STATED GOAL: Every line below that holds the string "location" should be copied out.
[BEGIN TASK DATA]
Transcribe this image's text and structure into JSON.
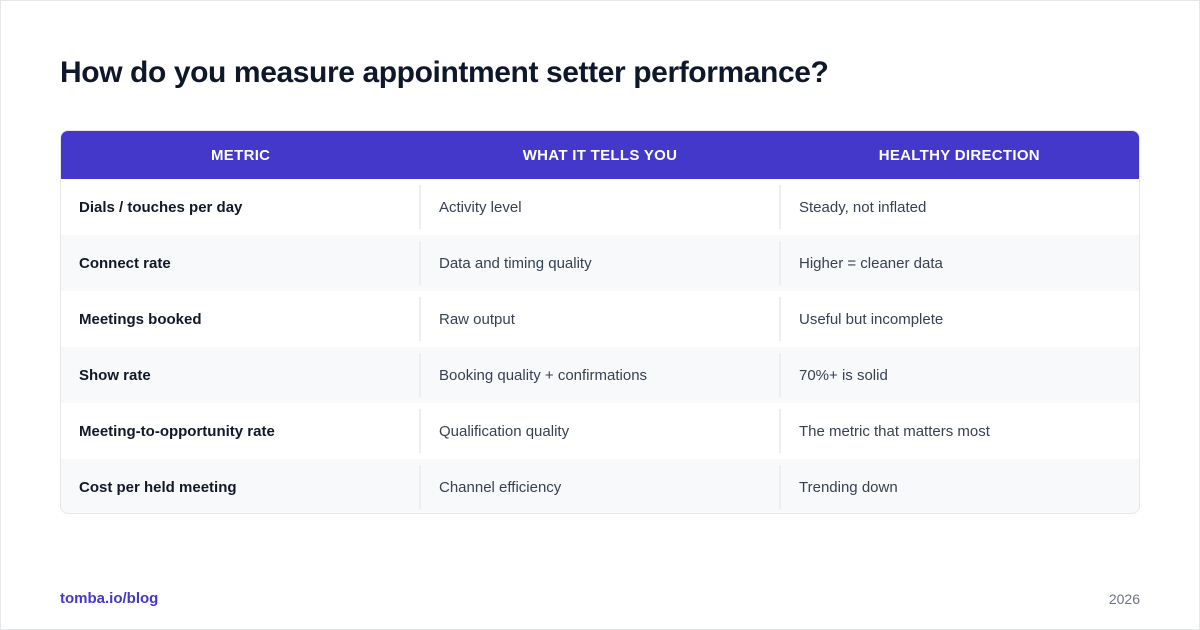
{
  "title": "How do you measure appointment setter performance?",
  "table": {
    "headers": [
      "METRIC",
      "WHAT IT TELLS YOU",
      "HEALTHY DIRECTION"
    ],
    "rows": [
      [
        "Dials / touches per day",
        "Activity level",
        "Steady, not inflated"
      ],
      [
        "Connect rate",
        "Data and timing quality",
        "Higher = cleaner data"
      ],
      [
        "Meetings booked",
        "Raw output",
        "Useful but incomplete"
      ],
      [
        "Show rate",
        "Booking quality + confirmations",
        "70%+ is solid"
      ],
      [
        "Meeting-to-opportunity rate",
        "Qualification quality",
        "The metric that matters most"
      ],
      [
        "Cost per held meeting",
        "Channel efficiency",
        "Trending down"
      ]
    ]
  },
  "footer": {
    "link": "tomba.io/blog",
    "year": "2026"
  },
  "colors": {
    "header_bg": "#4338ca",
    "accent": "#4338ca",
    "row_alt_bg": "#f8f9fb",
    "title": "#0f172a"
  }
}
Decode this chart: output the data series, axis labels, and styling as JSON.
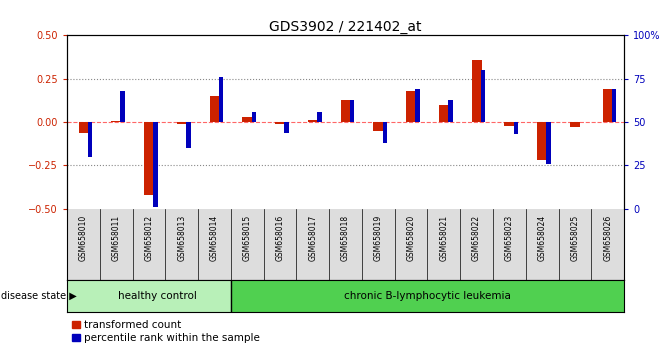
{
  "title": "GDS3902 / 221402_at",
  "samples": [
    "GSM658010",
    "GSM658011",
    "GSM658012",
    "GSM658013",
    "GSM658014",
    "GSM658015",
    "GSM658016",
    "GSM658017",
    "GSM658018",
    "GSM658019",
    "GSM658020",
    "GSM658021",
    "GSM658022",
    "GSM658023",
    "GSM658024",
    "GSM658025",
    "GSM658026"
  ],
  "red_values": [
    -0.06,
    0.005,
    -0.42,
    -0.01,
    0.15,
    0.03,
    -0.01,
    0.01,
    0.13,
    -0.05,
    0.18,
    0.1,
    0.36,
    -0.02,
    -0.22,
    -0.03,
    0.19
  ],
  "blue_pct": [
    30,
    68,
    1,
    35,
    76,
    56,
    44,
    56,
    63,
    38,
    69,
    63,
    80,
    43,
    26,
    50,
    69
  ],
  "healthy_count": 5,
  "disease_labels": [
    "healthy control",
    "chronic B-lymphocytic leukemia"
  ],
  "healthy_color": "#b8f0b8",
  "leukemia_color": "#50d050",
  "ylim": [
    -0.5,
    0.5
  ],
  "y_ticks": [
    -0.5,
    -0.25,
    0,
    0.25,
    0.5
  ],
  "y2_ticks": [
    0,
    25,
    50,
    75,
    100
  ],
  "red_color": "#CC2200",
  "blue_color": "#0000BB",
  "dotted_color": "#888888",
  "zero_line_color": "#FF6666",
  "legend_red": "transformed count",
  "legend_blue": "percentile rank within the sample",
  "bg_color": "#DDDDDD"
}
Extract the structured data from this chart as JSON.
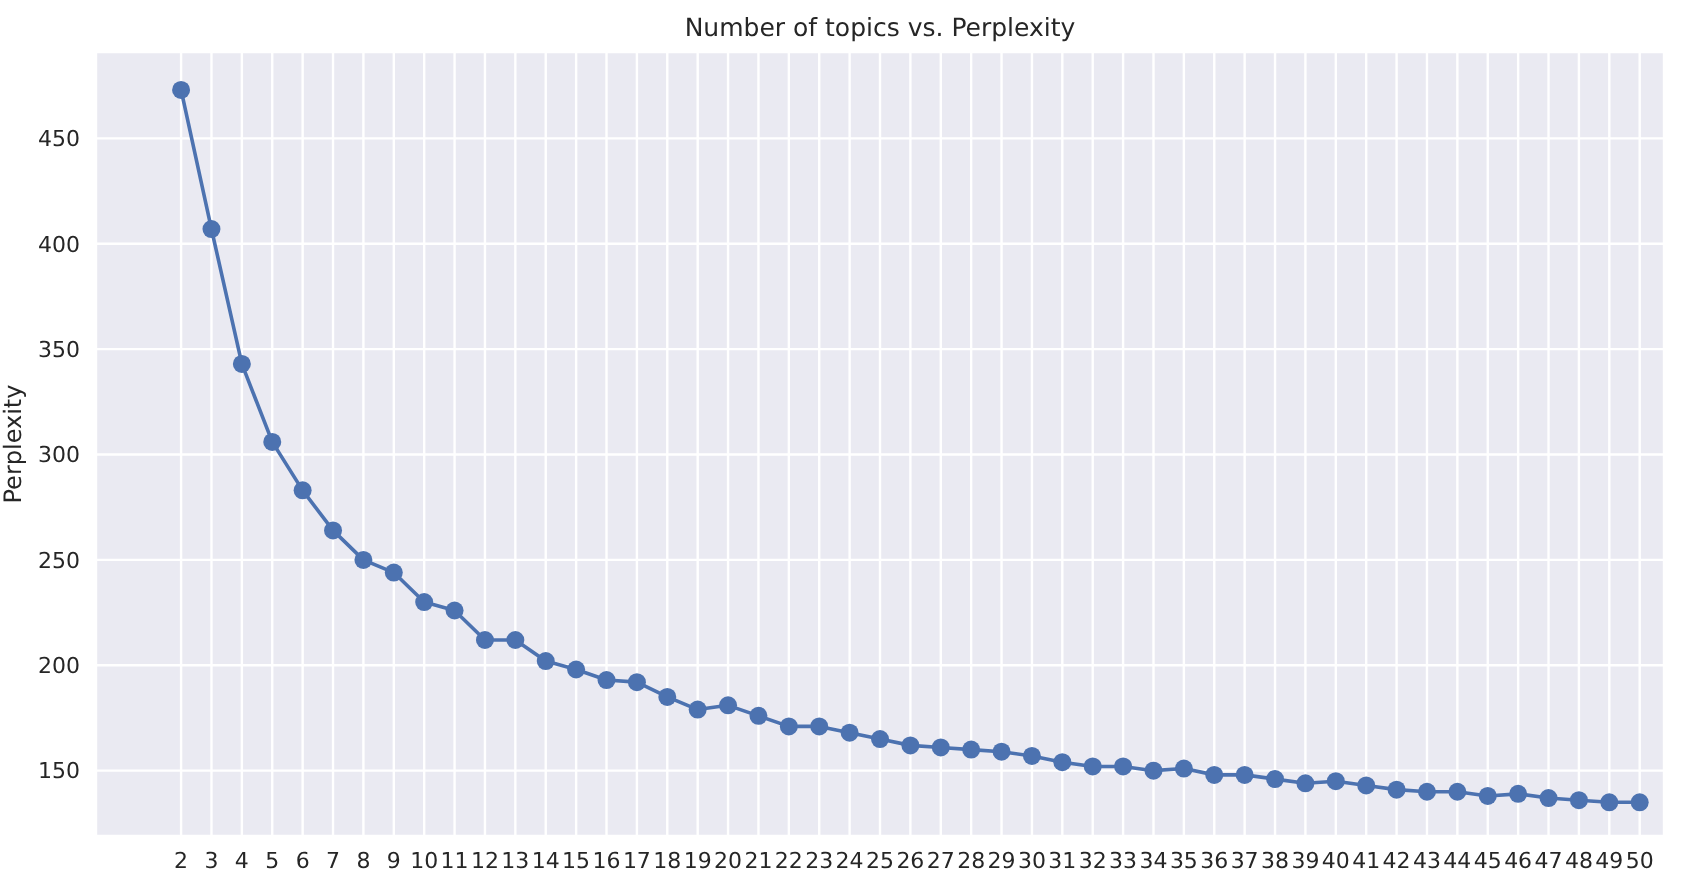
{
  "chart_data": {
    "type": "line",
    "title": "Number of topics vs. Perplexity",
    "ylabel": "Perplexity",
    "x": [
      2,
      3,
      4,
      5,
      6,
      7,
      8,
      9,
      10,
      11,
      12,
      13,
      14,
      15,
      16,
      17,
      18,
      19,
      20,
      21,
      22,
      23,
      24,
      25,
      26,
      27,
      28,
      29,
      30,
      31,
      32,
      33,
      34,
      35,
      36,
      37,
      38,
      39,
      40,
      41,
      42,
      43,
      44,
      45,
      46,
      47,
      48,
      49,
      50
    ],
    "series": [
      {
        "color": "#4c72b0",
        "values": [
          473,
          407,
          343,
          306,
          283,
          264,
          250,
          244,
          230,
          226,
          212,
          212,
          202,
          198,
          193,
          192,
          185,
          179,
          181,
          176,
          171,
          171,
          168,
          165,
          162,
          161,
          160,
          159,
          157,
          154,
          152,
          152,
          150,
          151,
          148,
          148,
          146,
          144,
          145,
          143,
          141,
          140,
          140,
          138,
          139,
          137,
          136,
          135,
          135
        ]
      }
    ],
    "xlim": [
      -0.8,
      50.8
    ],
    "xticks": [
      2,
      3,
      4,
      5,
      6,
      7,
      8,
      9,
      10,
      11,
      12,
      13,
      14,
      15,
      16,
      17,
      18,
      19,
      20,
      21,
      22,
      23,
      24,
      25,
      26,
      27,
      28,
      29,
      30,
      31,
      32,
      33,
      34,
      35,
      36,
      37,
      38,
      39,
      40,
      41,
      42,
      43,
      44,
      45,
      46,
      47,
      48,
      49,
      50
    ],
    "ylim": [
      119,
      491
    ],
    "yticks": [
      150,
      200,
      250,
      300,
      350,
      400,
      450
    ],
    "grid": true,
    "legend": false,
    "marker": "circle",
    "line_style": "solid"
  }
}
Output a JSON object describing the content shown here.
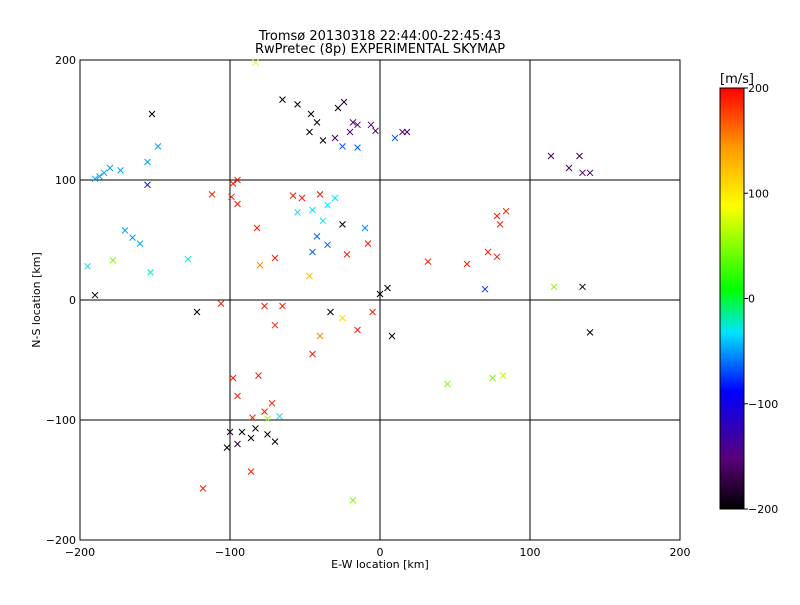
{
  "chart_data": {
    "type": "scatter",
    "title": "Tromsø 20130318 22:44:00-22:45:43",
    "subtitle": "RwPretec (8p) EXPERIMENTAL SKYMAP",
    "xlabel": "E-W location [km]",
    "ylabel": "N-S location [km]",
    "xlim": [
      -200,
      200
    ],
    "ylim": [
      -200,
      200
    ],
    "xticks": [
      -200,
      -100,
      0,
      100,
      200
    ],
    "yticks": [
      -200,
      -100,
      0,
      100,
      200
    ],
    "grid": true,
    "colorbar": {
      "label": "[m/s]",
      "range": [
        -200,
        200
      ],
      "ticks": [
        200,
        100,
        0,
        -100,
        -200
      ],
      "colormap": "rainbow (black-purple-blue-cyan-green-yellow-red)"
    },
    "cross_markers": [
      {
        "x": -65,
        "y": 167,
        "v": -200
      },
      {
        "x": -55,
        "y": 163,
        "v": -200
      },
      {
        "x": -46,
        "y": 155,
        "v": -200
      },
      {
        "x": -42,
        "y": 148,
        "v": -200
      },
      {
        "x": -47,
        "y": 140,
        "v": -200
      },
      {
        "x": -28,
        "y": 160,
        "v": -200
      },
      {
        "x": -24,
        "y": 165,
        "v": -180
      },
      {
        "x": -38,
        "y": 133,
        "v": -200
      },
      {
        "x": -30,
        "y": 135,
        "v": -160
      },
      {
        "x": -18,
        "y": 148,
        "v": -150
      },
      {
        "x": -15,
        "y": 146,
        "v": -150
      },
      {
        "x": -20,
        "y": 140,
        "v": -150
      },
      {
        "x": -6,
        "y": 146,
        "v": -150
      },
      {
        "x": -3,
        "y": 141,
        "v": -170
      },
      {
        "x": -25,
        "y": 128,
        "v": -70
      },
      {
        "x": -15,
        "y": 127,
        "v": -70
      },
      {
        "x": 10,
        "y": 135,
        "v": -70
      },
      {
        "x": 15,
        "y": 140,
        "v": -150
      },
      {
        "x": 18,
        "y": 140,
        "v": -160
      },
      {
        "x": -152,
        "y": 155,
        "v": -200
      },
      {
        "x": -155,
        "y": 96,
        "v": -90
      },
      {
        "x": -187,
        "y": 103,
        "v": -55
      },
      {
        "x": -184,
        "y": 106,
        "v": -55
      },
      {
        "x": -180,
        "y": 110,
        "v": -55
      },
      {
        "x": -190,
        "y": 101,
        "v": -55
      },
      {
        "x": -173,
        "y": 108,
        "v": -55
      },
      {
        "x": -155,
        "y": 115,
        "v": -55
      },
      {
        "x": -148,
        "y": 128,
        "v": -55
      },
      {
        "x": -170,
        "y": 58,
        "v": -55
      },
      {
        "x": -165,
        "y": 52,
        "v": -55
      },
      {
        "x": -160,
        "y": 47,
        "v": -55
      },
      {
        "x": -153,
        "y": 23,
        "v": -30
      },
      {
        "x": -128,
        "y": 34,
        "v": -30
      },
      {
        "x": -195,
        "y": 28,
        "v": -40
      },
      {
        "x": -178,
        "y": 33,
        "v": 40
      },
      {
        "x": -190,
        "y": 4,
        "v": -200
      },
      {
        "x": -122,
        "y": -10,
        "v": -200
      },
      {
        "x": -106,
        "y": -3,
        "v": 190
      },
      {
        "x": -98,
        "y": 97,
        "v": 190
      },
      {
        "x": -99,
        "y": 86,
        "v": 190
      },
      {
        "x": -95,
        "y": 80,
        "v": 190
      },
      {
        "x": -112,
        "y": 88,
        "v": 190
      },
      {
        "x": -58,
        "y": 87,
        "v": 190
      },
      {
        "x": -52,
        "y": 85,
        "v": 190
      },
      {
        "x": -40,
        "y": 88,
        "v": 190
      },
      {
        "x": -55,
        "y": 73,
        "v": -40
      },
      {
        "x": -45,
        "y": 75,
        "v": -40
      },
      {
        "x": -35,
        "y": 79,
        "v": -40
      },
      {
        "x": -30,
        "y": 85,
        "v": -40
      },
      {
        "x": -38,
        "y": 66,
        "v": -40
      },
      {
        "x": -25,
        "y": 63,
        "v": -200
      },
      {
        "x": -10,
        "y": 60,
        "v": -60
      },
      {
        "x": -8,
        "y": 47,
        "v": 190
      },
      {
        "x": -22,
        "y": 38,
        "v": 190
      },
      {
        "x": -45,
        "y": 40,
        "v": -70
      },
      {
        "x": -35,
        "y": 46,
        "v": -70
      },
      {
        "x": -42,
        "y": 53,
        "v": -70
      },
      {
        "x": -95,
        "y": 100,
        "v": 190
      },
      {
        "x": -82,
        "y": 60,
        "v": 190
      },
      {
        "x": -80,
        "y": 29,
        "v": 150
      },
      {
        "x": -77,
        "y": -5,
        "v": 190
      },
      {
        "x": -70,
        "y": 35,
        "v": 190
      },
      {
        "x": -47,
        "y": 20,
        "v": 120
      },
      {
        "x": -40,
        "y": -30,
        "v": 150
      },
      {
        "x": -45,
        "y": -45,
        "v": 190
      },
      {
        "x": -33,
        "y": -10,
        "v": -200
      },
      {
        "x": -25,
        "y": -15,
        "v": 100
      },
      {
        "x": -15,
        "y": -25,
        "v": 190
      },
      {
        "x": -5,
        "y": -10,
        "v": 190
      },
      {
        "x": 5,
        "y": 10,
        "v": -200
      },
      {
        "x": 0,
        "y": 5,
        "v": -200
      },
      {
        "x": 8,
        "y": -30,
        "v": -200
      },
      {
        "x": 32,
        "y": 32,
        "v": 190
      },
      {
        "x": 58,
        "y": 30,
        "v": 190
      },
      {
        "x": 72,
        "y": 40,
        "v": 190
      },
      {
        "x": 80,
        "y": 63,
        "v": 190
      },
      {
        "x": 78,
        "y": 70,
        "v": 190
      },
      {
        "x": 84,
        "y": 74,
        "v": 190
      },
      {
        "x": 78,
        "y": 36,
        "v": 190
      },
      {
        "x": 70,
        "y": 9,
        "v": -80
      },
      {
        "x": 116,
        "y": 11,
        "v": 40
      },
      {
        "x": 135,
        "y": 11,
        "v": -200
      },
      {
        "x": 140,
        "y": -27,
        "v": -200
      },
      {
        "x": 114,
        "y": 120,
        "v": -160
      },
      {
        "x": 126,
        "y": 110,
        "v": -160
      },
      {
        "x": 133,
        "y": 120,
        "v": -160
      },
      {
        "x": 135,
        "y": 106,
        "v": -160
      },
      {
        "x": 140,
        "y": 106,
        "v": -160
      },
      {
        "x": -65,
        "y": -5,
        "v": 190
      },
      {
        "x": -70,
        "y": -21,
        "v": 190
      },
      {
        "x": -95,
        "y": -80,
        "v": 190
      },
      {
        "x": -98,
        "y": -65,
        "v": 190
      },
      {
        "x": -85,
        "y": -98,
        "v": 190
      },
      {
        "x": -77,
        "y": -93,
        "v": 190
      },
      {
        "x": -92,
        "y": -110,
        "v": -200
      },
      {
        "x": -86,
        "y": -115,
        "v": -200
      },
      {
        "x": -83,
        "y": -107,
        "v": -200
      },
      {
        "x": -75,
        "y": -112,
        "v": -200
      },
      {
        "x": -70,
        "y": -118,
        "v": -200
      },
      {
        "x": -100,
        "y": -110,
        "v": -180
      },
      {
        "x": -95,
        "y": -120,
        "v": -180
      },
      {
        "x": -102,
        "y": -123,
        "v": -200
      },
      {
        "x": -75,
        "y": -99,
        "v": 40
      },
      {
        "x": -67,
        "y": -97,
        "v": -40
      },
      {
        "x": -72,
        "y": -86,
        "v": 190
      },
      {
        "x": -86,
        "y": -143,
        "v": 190
      },
      {
        "x": -118,
        "y": -157,
        "v": 190
      },
      {
        "x": -83,
        "y": 198,
        "v": 90
      },
      {
        "x": -18,
        "y": -167,
        "v": 40
      },
      {
        "x": -81,
        "y": -63,
        "v": 190
      },
      {
        "x": 75,
        "y": -65,
        "v": 40
      },
      {
        "x": 82,
        "y": -63,
        "v": 60
      },
      {
        "x": 45,
        "y": -70,
        "v": 40
      }
    ]
  }
}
[END TASK DATA]
FINISHED ANSWER:
    "xlabel": "E-W location [km]",
    "ylabel": "N-S location [km]",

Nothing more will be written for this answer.